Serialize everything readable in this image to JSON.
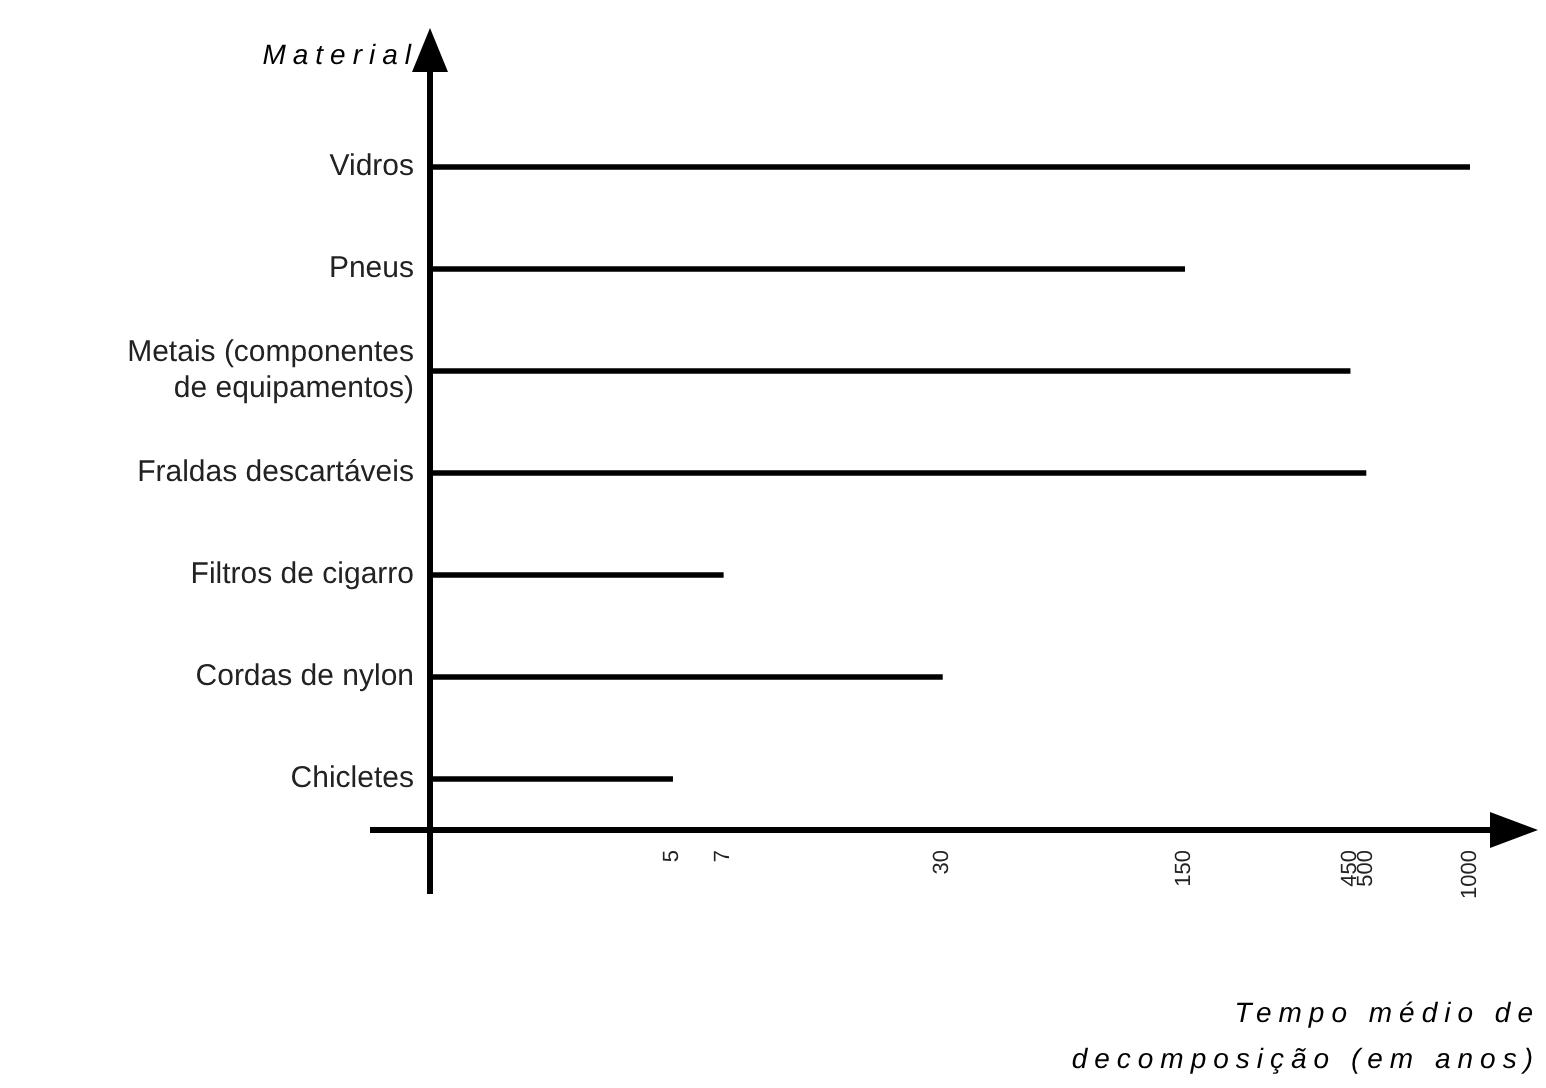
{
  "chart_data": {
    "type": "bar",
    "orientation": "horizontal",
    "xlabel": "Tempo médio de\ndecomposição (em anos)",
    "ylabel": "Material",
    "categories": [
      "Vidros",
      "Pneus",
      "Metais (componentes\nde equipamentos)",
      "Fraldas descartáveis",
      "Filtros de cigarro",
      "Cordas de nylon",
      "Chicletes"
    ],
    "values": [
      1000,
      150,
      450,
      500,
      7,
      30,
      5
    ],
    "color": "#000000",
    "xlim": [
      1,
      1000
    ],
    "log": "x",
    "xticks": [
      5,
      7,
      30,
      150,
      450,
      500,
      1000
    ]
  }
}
────────────────────────────────────────
> **Task to carry out**: Return each line exactly as written. Any picture gets left out.

> **Completed exercise**:
Serialize everything readable in this image to JSON.
{
  "chart_data": {
    "type": "bar",
    "orientation": "horizontal",
    "xlabel": "Tempo médio de\ndecomposição (em anos)",
    "ylabel": "Material",
    "categories": [
      "Vidros",
      "Pneus",
      "Metais (componentes\nde equipamentos)",
      "Fraldas descartáveis",
      "Filtros de cigarro",
      "Cordas de nylon",
      "Chicletes"
    ],
    "values": [
      1000,
      150,
      450,
      500,
      7,
      30,
      5
    ],
    "color": "#000000",
    "xlim": [
      1,
      1000
    ],
    "log": "x",
    "xticks": [
      5,
      7,
      30,
      150,
      450,
      500,
      1000
    ]
  }
}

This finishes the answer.